Set exercise. From the listing below, extract each line containing the string "this".

Supplied records.

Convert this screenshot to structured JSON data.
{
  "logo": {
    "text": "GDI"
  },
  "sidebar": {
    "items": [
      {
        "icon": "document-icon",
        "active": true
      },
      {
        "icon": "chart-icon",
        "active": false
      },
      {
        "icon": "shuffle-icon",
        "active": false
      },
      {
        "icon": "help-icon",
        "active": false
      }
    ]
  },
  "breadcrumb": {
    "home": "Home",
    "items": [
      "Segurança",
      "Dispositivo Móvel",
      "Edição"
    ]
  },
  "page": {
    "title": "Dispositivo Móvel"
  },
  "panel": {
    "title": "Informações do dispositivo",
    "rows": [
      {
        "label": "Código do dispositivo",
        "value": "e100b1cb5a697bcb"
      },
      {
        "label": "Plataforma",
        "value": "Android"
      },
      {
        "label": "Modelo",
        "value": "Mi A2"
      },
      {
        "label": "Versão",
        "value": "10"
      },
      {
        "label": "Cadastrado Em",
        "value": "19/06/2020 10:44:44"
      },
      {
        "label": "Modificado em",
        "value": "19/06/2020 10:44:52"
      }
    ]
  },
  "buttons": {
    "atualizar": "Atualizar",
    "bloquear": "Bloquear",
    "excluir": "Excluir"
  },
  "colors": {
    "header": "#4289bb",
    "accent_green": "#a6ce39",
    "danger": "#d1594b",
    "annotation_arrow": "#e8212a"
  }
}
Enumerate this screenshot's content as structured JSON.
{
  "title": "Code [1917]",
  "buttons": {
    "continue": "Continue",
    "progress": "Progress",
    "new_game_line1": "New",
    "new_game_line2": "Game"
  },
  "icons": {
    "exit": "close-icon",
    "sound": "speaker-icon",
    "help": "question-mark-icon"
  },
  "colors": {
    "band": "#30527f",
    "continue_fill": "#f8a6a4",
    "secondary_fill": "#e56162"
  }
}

Reply to the exercise.
Convert this screenshot to structured JSON data.
Enumerate this screenshot's content as structured JSON.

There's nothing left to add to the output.